> Exercise requirements: Omit the pictures and output every entry below exactly as written.

> Dataset entries:
+ + + +

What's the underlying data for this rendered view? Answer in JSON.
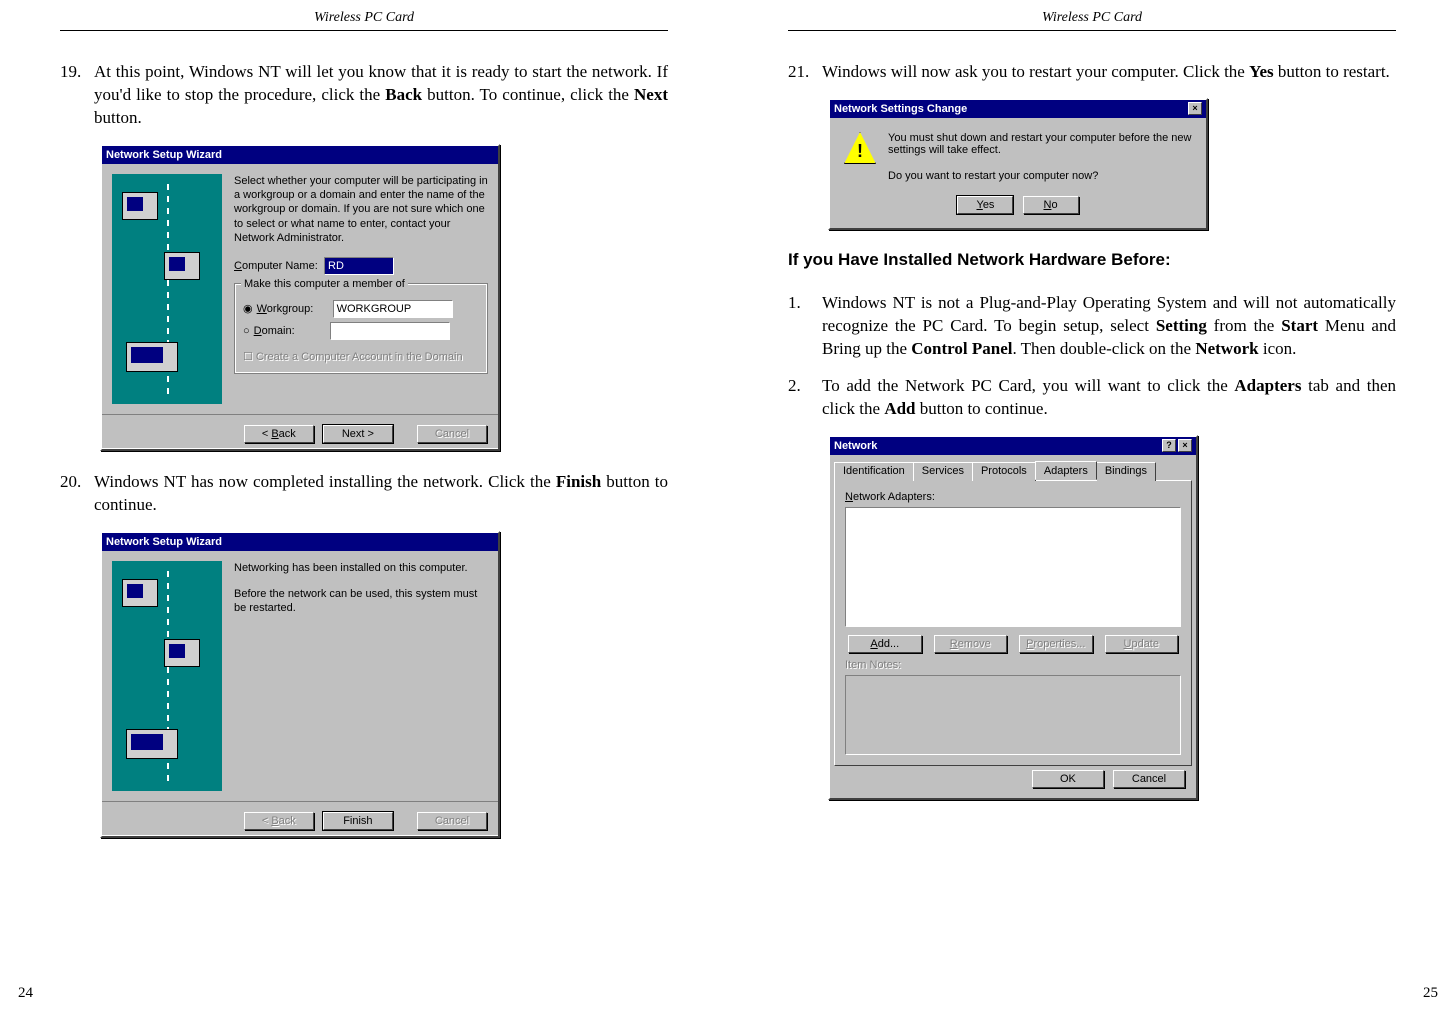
{
  "left": {
    "header": "Wireless  PC  Card",
    "page_number": "24",
    "step19": {
      "num": "19.",
      "text_before_bold1": "At this point, Windows NT will let you know that it is ready to start the network. If you'd like to stop the procedure, click the ",
      "bold1": "Back",
      "text_mid": " button. To continue, click the ",
      "bold2": "Next",
      "text_after": " button."
    },
    "wiz1": {
      "title": "Network Setup Wizard",
      "desc": "Select whether your computer will be participating in a workgroup or a domain and enter the name of the workgroup or domain. If you are not sure which one to select or what name to enter, contact your Network Administrator.",
      "computer_name_label": "Computer Name:",
      "computer_name_value": "RD",
      "group_label": "Make this computer a member of",
      "workgroup_label": "Workgroup:",
      "workgroup_value": "WORKGROUP",
      "domain_label": "Domain:",
      "domain_check": "Create a Computer Account in the Domain",
      "back": "< Back",
      "next": "Next >",
      "cancel": "Cancel"
    },
    "step20": {
      "num": "20.",
      "text_before": "Windows NT has now completed installing the network. Click the ",
      "bold": "Finish",
      "text_after": " button to continue."
    },
    "wiz2": {
      "title": "Network Setup Wizard",
      "line1": "Networking has been installed on this computer.",
      "line2": "Before the network can be used, this system must be restarted.",
      "back": "< Back",
      "finish": "Finish",
      "cancel": "Cancel"
    }
  },
  "right": {
    "header": "Wireless  PC  Card",
    "page_number": "25",
    "step21": {
      "num": "21.",
      "text_before": "Windows will now ask you to restart your computer. Click the ",
      "bold": "Yes",
      "text_after": " button to restart."
    },
    "msgbox": {
      "title": "Network Settings Change",
      "line1": "You must shut down and restart your computer before the new settings will take effect.",
      "line2": "Do you want to restart your computer now?",
      "yes": "Yes",
      "no": "No"
    },
    "section_heading": "If you Have Installed Network Hardware Before:",
    "step1": {
      "num": "1.",
      "t1": "Windows NT is not a Plug-and-Play Operating System and will not automatically recognize the PC Card. To begin setup, select ",
      "b1": "Setting",
      "t2": " from the ",
      "b2": "Start",
      "t3": " Menu and Bring up the ",
      "b3": "Control Panel",
      "t4": ". Then double-click on the ",
      "b4": "Network",
      "t5": " icon."
    },
    "step2": {
      "num": "2.",
      "t1": "To add the Network PC Card, you will want to click the ",
      "b1": "Adapters",
      "t2": " tab and then click the ",
      "b2": "Add",
      "t3": " button to continue."
    },
    "netdlg": {
      "title": "Network",
      "tabs": [
        "Identification",
        "Services",
        "Protocols",
        "Adapters",
        "Bindings"
      ],
      "active_tab": "Adapters",
      "adapters_label": "Network Adapters:",
      "add": "Add...",
      "remove": "Remove",
      "properties": "Properties...",
      "update": "Update",
      "item_notes_label": "Item Notes:",
      "ok": "OK",
      "cancel": "Cancel"
    }
  }
}
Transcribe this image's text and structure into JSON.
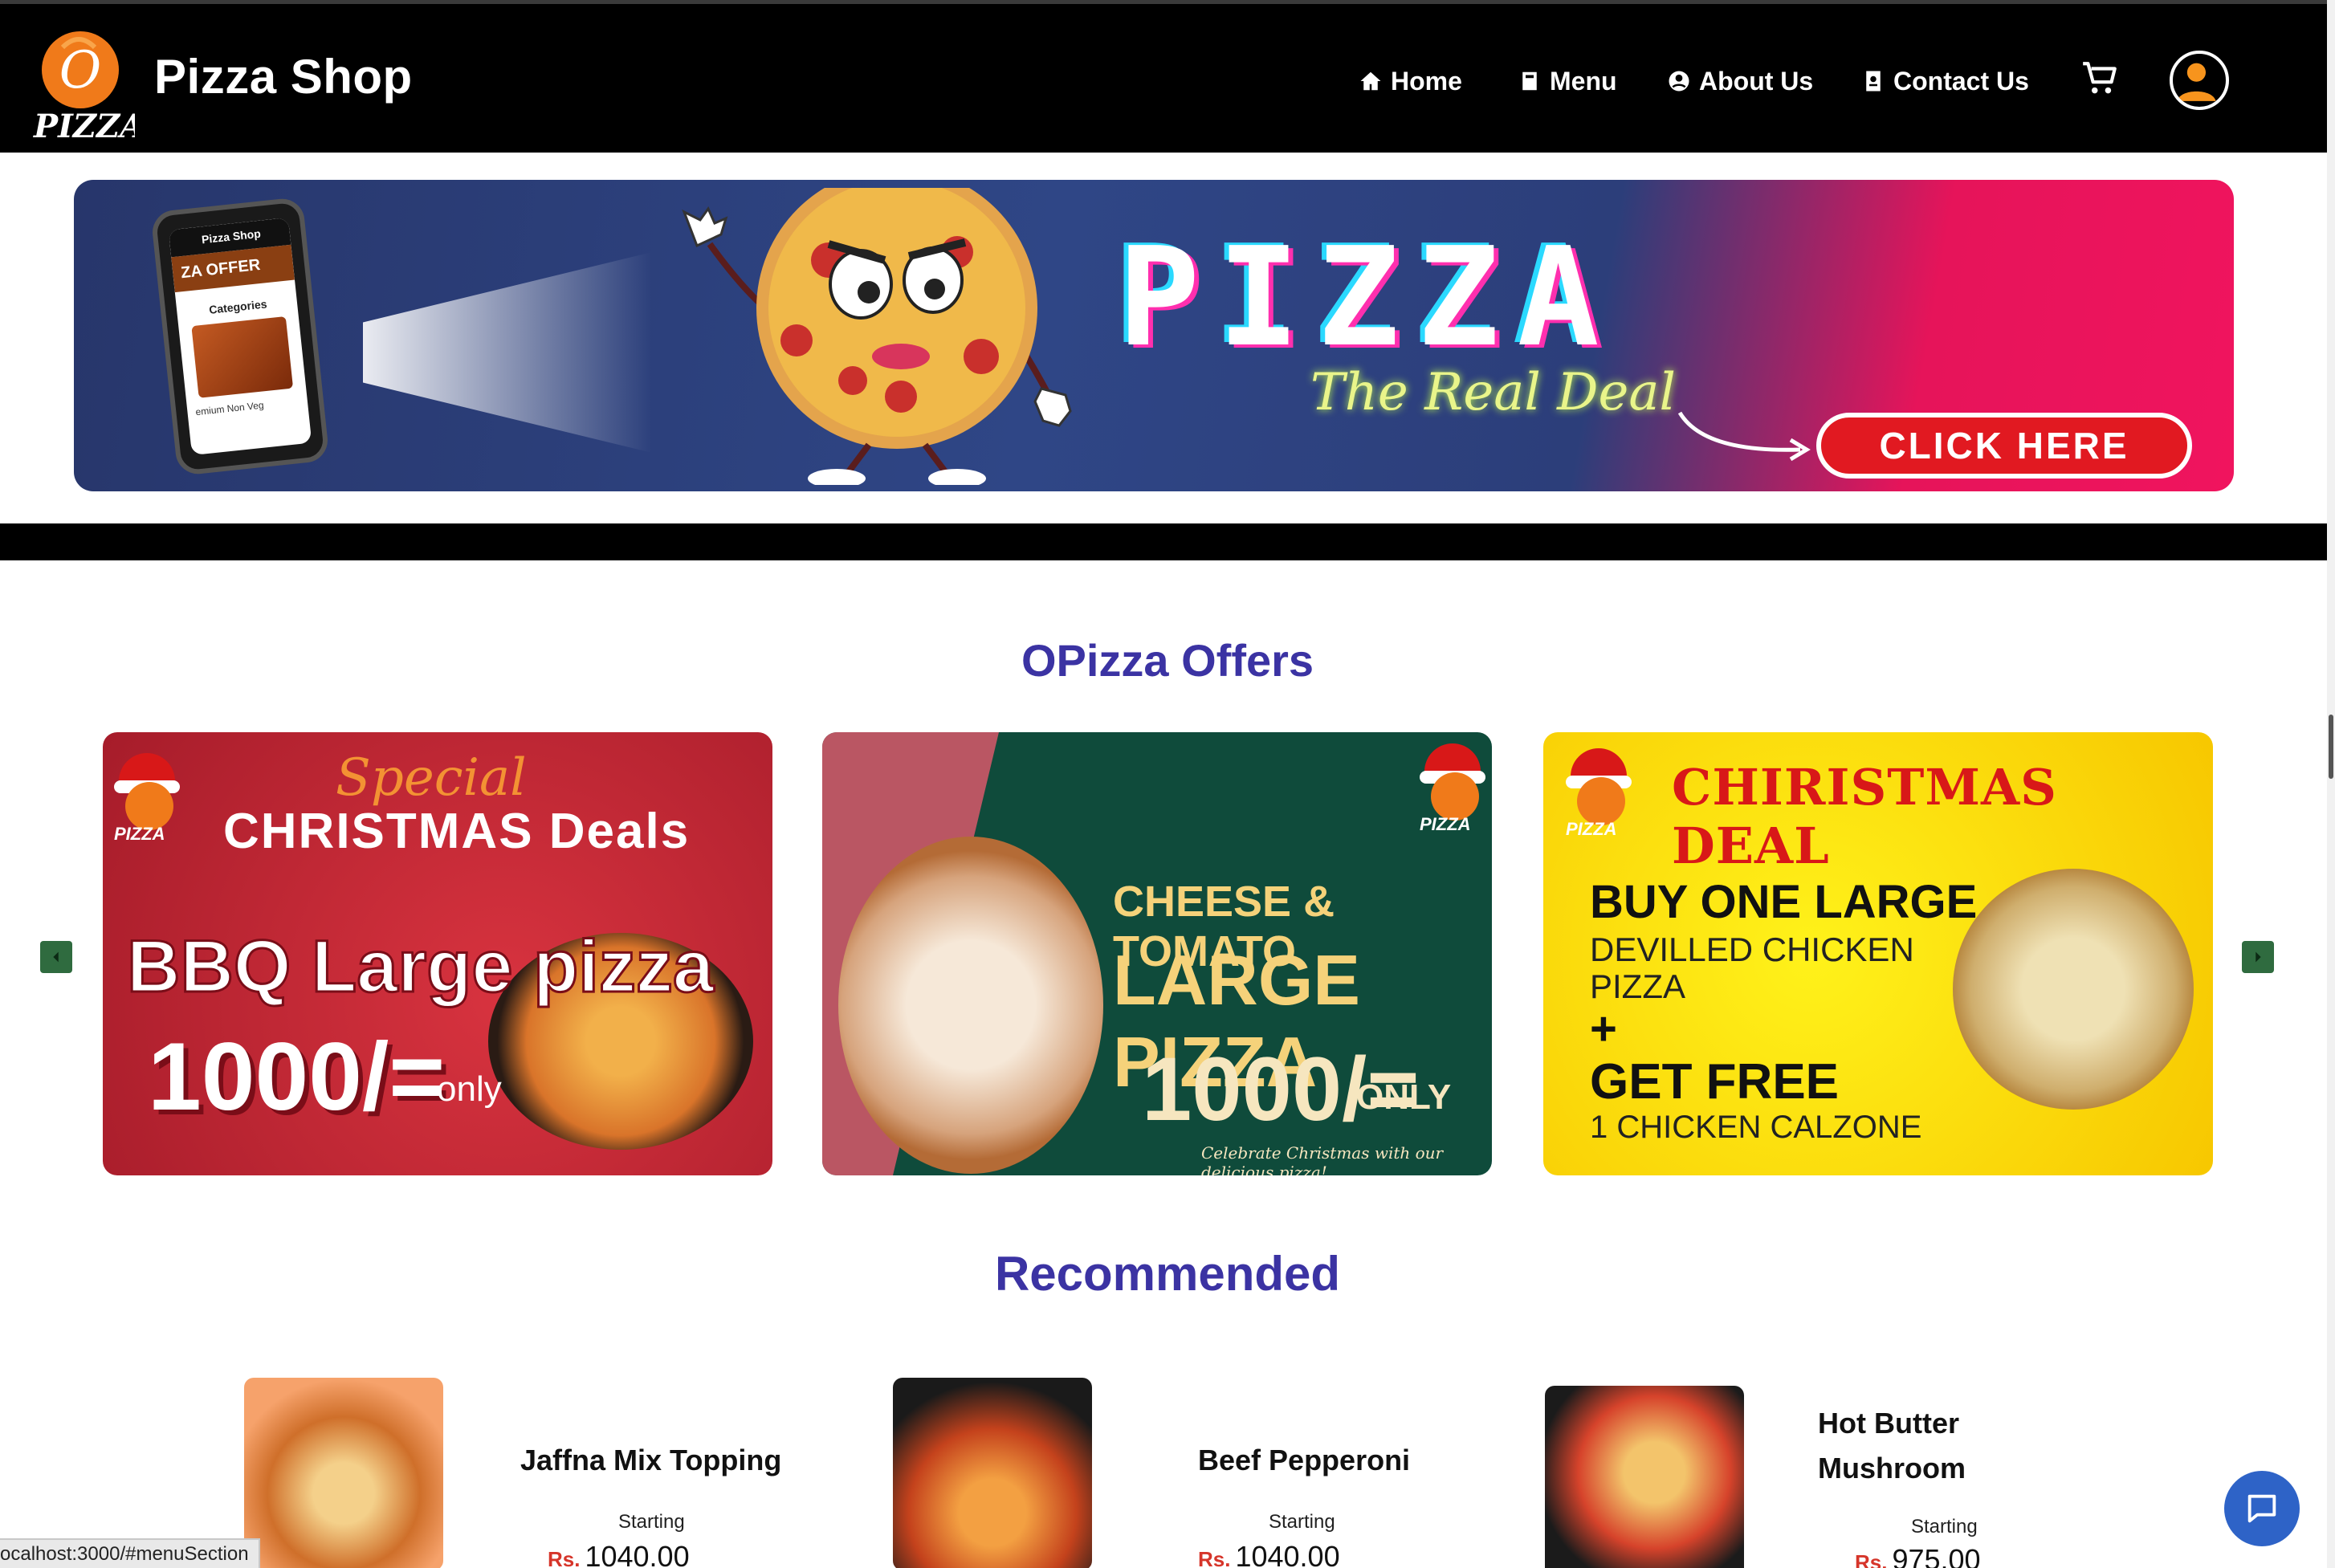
{
  "brand": {
    "name": "Pizza Shop",
    "logo_text": "PIZZA",
    "logo_letter": "O"
  },
  "nav": {
    "items": [
      {
        "label": "Home",
        "icon": "home-icon"
      },
      {
        "label": "Menu",
        "icon": "book-icon"
      },
      {
        "label": "About Us",
        "icon": "user-circle-icon"
      },
      {
        "label": "Contact Us",
        "icon": "address-book-icon"
      }
    ],
    "cart_icon": "cart-icon",
    "profile_icon": "avatar-icon"
  },
  "banner": {
    "headline": "PIZZA",
    "tagline": "The Real Deal",
    "cta": "CLICK HERE",
    "phone": {
      "shop": "Pizza Shop",
      "offer": "ZA OFFER",
      "categories": "Categories",
      "footer": "emium Non Veg"
    }
  },
  "offers": {
    "title": "OPizza Offers",
    "cards": [
      {
        "line1": "Special",
        "line2": "CHRISTMAS Deals",
        "line3": "BBQ Large pizza",
        "price": "1000/=",
        "suffix": "only"
      },
      {
        "line1": "CHEESE & TOMATO",
        "line2": "LARGE PIZZA",
        "price": "1000/=",
        "suffix": "ONLY",
        "footer": "Celebrate Christmas with our delicious pizza!"
      },
      {
        "title": "CHIRISTMAS DEAL",
        "line1": "BUY ONE LARGE",
        "line2": "DEVILLED CHICKEN",
        "line3": "PIZZA",
        "plus": "+",
        "line4": "GET FREE",
        "line5": "1 CHICKEN CALZONE"
      }
    ]
  },
  "recommended": {
    "title": "Recommended",
    "items": [
      {
        "name": "Jaffna Mix Topping",
        "starting": "Starting",
        "currency": "Rs.",
        "price": "1040.00"
      },
      {
        "name": "Beef Pepperoni",
        "starting": "Starting",
        "currency": "Rs.",
        "price": "1040.00"
      },
      {
        "name_line1": "Hot Butter",
        "name_line2": "Mushroom",
        "starting": "Starting",
        "currency": "Rs.",
        "price": "975.00"
      }
    ]
  },
  "status_bar": {
    "url": "ocalhost:3000/#menuSection"
  },
  "colors": {
    "accent": "#3b33a3",
    "price": "#d6352a",
    "nav_bg": "#000000",
    "chat": "#2e63c7"
  }
}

+ + + +

> Task solution:
What's the underlying data for this rendered view? Answer in JSON.
{
  "left": {
    "header": "Wireless  PC  Card",
    "page_number": "24",
    "step19": {
      "num": "19.",
      "text_before_bold1": "At this point, Windows NT will let you know that it is ready to start the network. If you'd like to stop the procedure, click the ",
      "bold1": "Back",
      "text_mid": " button. To continue, click the ",
      "bold2": "Next",
      "text_after": " button."
    },
    "wiz1": {
      "title": "Network Setup Wizard",
      "desc": "Select whether your computer will be participating in a workgroup or a domain and enter the name of the workgroup or domain. If you are not sure which one to select or what name to enter, contact your Network Administrator.",
      "computer_name_label": "Computer Name:",
      "computer_name_value": "RD",
      "group_label": "Make this computer a member of",
      "workgroup_label": "Workgroup:",
      "workgroup_value": "WORKGROUP",
      "domain_label": "Domain:",
      "domain_check": "Create a Computer Account in the Domain",
      "back": "< Back",
      "next": "Next >",
      "cancel": "Cancel"
    },
    "step20": {
      "num": "20.",
      "text_before": "Windows NT has now completed installing the network. Click the ",
      "bold": "Finish",
      "text_after": " button to continue."
    },
    "wiz2": {
      "title": "Network Setup Wizard",
      "line1": "Networking has been installed on this computer.",
      "line2": "Before the network can be used, this system must be restarted.",
      "back": "< Back",
      "finish": "Finish",
      "cancel": "Cancel"
    }
  },
  "right": {
    "header": "Wireless  PC  Card",
    "page_number": "25",
    "step21": {
      "num": "21.",
      "text_before": "Windows will now ask you to restart your computer. Click the ",
      "bold": "Yes",
      "text_after": " button to restart."
    },
    "msgbox": {
      "title": "Network Settings Change",
      "line1": "You must shut down and restart your computer before the new settings will take effect.",
      "line2": "Do you want to restart your computer now?",
      "yes": "Yes",
      "no": "No"
    },
    "section_heading": "If you Have Installed Network Hardware Before:",
    "step1": {
      "num": "1.",
      "t1": "Windows NT is not a Plug-and-Play Operating System and will not automatically recognize the PC Card. To begin setup, select ",
      "b1": "Setting",
      "t2": " from the ",
      "b2": "Start",
      "t3": " Menu and Bring up the ",
      "b3": "Control Panel",
      "t4": ". Then double-click on the ",
      "b4": "Network",
      "t5": " icon."
    },
    "step2": {
      "num": "2.",
      "t1": "To add the Network PC Card, you will want to click the ",
      "b1": "Adapters",
      "t2": " tab and then click the ",
      "b2": "Add",
      "t3": " button to continue."
    },
    "netdlg": {
      "title": "Network",
      "tabs": [
        "Identification",
        "Services",
        "Protocols",
        "Adapters",
        "Bindings"
      ],
      "active_tab": "Adapters",
      "adapters_label": "Network Adapters:",
      "add": "Add...",
      "remove": "Remove",
      "properties": "Properties...",
      "update": "Update",
      "item_notes_label": "Item Notes:",
      "ok": "OK",
      "cancel": "Cancel"
    }
  }
}
Transcribe this image's text and structure into JSON.
{
  "brand": {
    "name": "Pizza Shop",
    "logo_text": "PIZZA",
    "logo_letter": "O"
  },
  "nav": {
    "items": [
      {
        "label": "Home",
        "icon": "home-icon"
      },
      {
        "label": "Menu",
        "icon": "book-icon"
      },
      {
        "label": "About Us",
        "icon": "user-circle-icon"
      },
      {
        "label": "Contact Us",
        "icon": "address-book-icon"
      }
    ],
    "cart_icon": "cart-icon",
    "profile_icon": "avatar-icon"
  },
  "banner": {
    "headline": "PIZZA",
    "tagline": "The Real Deal",
    "cta": "CLICK HERE",
    "phone": {
      "shop": "Pizza Shop",
      "offer": "ZA OFFER",
      "categories": "Categories",
      "footer": "emium Non Veg"
    }
  },
  "offers": {
    "title": "OPizza Offers",
    "cards": [
      {
        "line1": "Special",
        "line2": "CHRISTMAS Deals",
        "line3": "BBQ Large pizza",
        "price": "1000/=",
        "suffix": "only"
      },
      {
        "line1": "CHEESE & TOMATO",
        "line2": "LARGE PIZZA",
        "price": "1000/=",
        "suffix": "ONLY",
        "footer": "Celebrate Christmas with our delicious pizza!"
      },
      {
        "title": "CHIRISTMAS DEAL",
        "line1": "BUY ONE LARGE",
        "line2": "DEVILLED CHICKEN",
        "line3": "PIZZA",
        "plus": "+",
        "line4": "GET FREE",
        "line5": "1 CHICKEN CALZONE"
      }
    ]
  },
  "recommended": {
    "title": "Recommended",
    "items": [
      {
        "name": "Jaffna Mix Topping",
        "starting": "Starting",
        "currency": "Rs.",
        "price": "1040.00"
      },
      {
        "name": "Beef Pepperoni",
        "starting": "Starting",
        "currency": "Rs.",
        "price": "1040.00"
      },
      {
        "name_line1": "Hot Butter",
        "name_line2": "Mushroom",
        "starting": "Starting",
        "currency": "Rs.",
        "price": "975.00"
      }
    ]
  },
  "status_bar": {
    "url": "ocalhost:3000/#menuSection"
  },
  "colors": {
    "accent": "#3b33a3",
    "price": "#d6352a",
    "nav_bg": "#000000",
    "chat": "#2e63c7"
  }
}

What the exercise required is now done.